WHAT YOU NEED TO DO: Write out the whole listing exactly as it stands.

A run of records:
_ _ _ _ _ _ _
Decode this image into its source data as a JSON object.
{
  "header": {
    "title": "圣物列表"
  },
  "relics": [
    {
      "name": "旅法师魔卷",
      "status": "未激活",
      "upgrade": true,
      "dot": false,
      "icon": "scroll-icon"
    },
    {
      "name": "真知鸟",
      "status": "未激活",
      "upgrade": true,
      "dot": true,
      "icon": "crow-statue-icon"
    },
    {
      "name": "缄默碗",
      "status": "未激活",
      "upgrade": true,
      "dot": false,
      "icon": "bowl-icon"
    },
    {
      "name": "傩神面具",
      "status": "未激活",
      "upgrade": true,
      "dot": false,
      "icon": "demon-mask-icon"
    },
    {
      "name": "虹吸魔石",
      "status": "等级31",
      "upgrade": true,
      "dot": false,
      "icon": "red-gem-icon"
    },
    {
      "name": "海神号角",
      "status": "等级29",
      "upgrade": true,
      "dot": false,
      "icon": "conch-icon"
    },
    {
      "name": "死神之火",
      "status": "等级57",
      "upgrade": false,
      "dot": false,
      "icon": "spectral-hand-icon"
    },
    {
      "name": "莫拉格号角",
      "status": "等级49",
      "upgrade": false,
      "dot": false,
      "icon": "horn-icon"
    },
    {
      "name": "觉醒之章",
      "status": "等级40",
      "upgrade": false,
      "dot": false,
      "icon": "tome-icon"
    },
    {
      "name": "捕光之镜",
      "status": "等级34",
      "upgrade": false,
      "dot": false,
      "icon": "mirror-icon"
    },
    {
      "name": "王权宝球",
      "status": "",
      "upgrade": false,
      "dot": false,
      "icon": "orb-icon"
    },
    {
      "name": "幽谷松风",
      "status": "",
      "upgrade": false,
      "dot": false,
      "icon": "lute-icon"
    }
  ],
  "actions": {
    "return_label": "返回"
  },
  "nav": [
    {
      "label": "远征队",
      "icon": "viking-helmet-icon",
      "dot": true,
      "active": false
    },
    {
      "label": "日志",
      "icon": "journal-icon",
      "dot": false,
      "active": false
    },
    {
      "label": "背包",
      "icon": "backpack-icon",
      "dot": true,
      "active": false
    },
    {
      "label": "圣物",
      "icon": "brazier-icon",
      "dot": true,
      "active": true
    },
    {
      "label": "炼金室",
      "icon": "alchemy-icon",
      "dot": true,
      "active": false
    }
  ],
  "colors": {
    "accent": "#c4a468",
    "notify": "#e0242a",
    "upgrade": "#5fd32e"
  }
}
_ _ _ _ _ _ _
THE ANSWER:
Decode this image into its source data as a JSON object.
{
  "header": {
    "title": "圣物列表"
  },
  "relics": [
    {
      "name": "旅法师魔卷",
      "status": "未激活",
      "upgrade": true,
      "dot": false,
      "icon": "scroll-icon"
    },
    {
      "name": "真知鸟",
      "status": "未激活",
      "upgrade": true,
      "dot": true,
      "icon": "crow-statue-icon"
    },
    {
      "name": "缄默碗",
      "status": "未激活",
      "upgrade": true,
      "dot": false,
      "icon": "bowl-icon"
    },
    {
      "name": "傩神面具",
      "status": "未激活",
      "upgrade": true,
      "dot": false,
      "icon": "demon-mask-icon"
    },
    {
      "name": "虹吸魔石",
      "status": "等级31",
      "upgrade": true,
      "dot": false,
      "icon": "red-gem-icon"
    },
    {
      "name": "海神号角",
      "status": "等级29",
      "upgrade": true,
      "dot": false,
      "icon": "conch-icon"
    },
    {
      "name": "死神之火",
      "status": "等级57",
      "upgrade": false,
      "dot": false,
      "icon": "spectral-hand-icon"
    },
    {
      "name": "莫拉格号角",
      "status": "等级49",
      "upgrade": false,
      "dot": false,
      "icon": "horn-icon"
    },
    {
      "name": "觉醒之章",
      "status": "等级40",
      "upgrade": false,
      "dot": false,
      "icon": "tome-icon"
    },
    {
      "name": "捕光之镜",
      "status": "等级34",
      "upgrade": false,
      "dot": false,
      "icon": "mirror-icon"
    },
    {
      "name": "王权宝球",
      "status": "",
      "upgrade": false,
      "dot": false,
      "icon": "orb-icon"
    },
    {
      "name": "幽谷松风",
      "status": "",
      "upgrade": false,
      "dot": false,
      "icon": "lute-icon"
    }
  ],
  "actions": {
    "return_label": "返回"
  },
  "nav": [
    {
      "label": "远征队",
      "icon": "viking-helmet-icon",
      "dot": true,
      "active": false
    },
    {
      "label": "日志",
      "icon": "journal-icon",
      "dot": false,
      "active": false
    },
    {
      "label": "背包",
      "icon": "backpack-icon",
      "dot": true,
      "active": false
    },
    {
      "label": "圣物",
      "icon": "brazier-icon",
      "dot": true,
      "active": true
    },
    {
      "label": "炼金室",
      "icon": "alchemy-icon",
      "dot": true,
      "active": false
    }
  ],
  "colors": {
    "accent": "#c4a468",
    "notify": "#e0242a",
    "upgrade": "#5fd32e"
  }
}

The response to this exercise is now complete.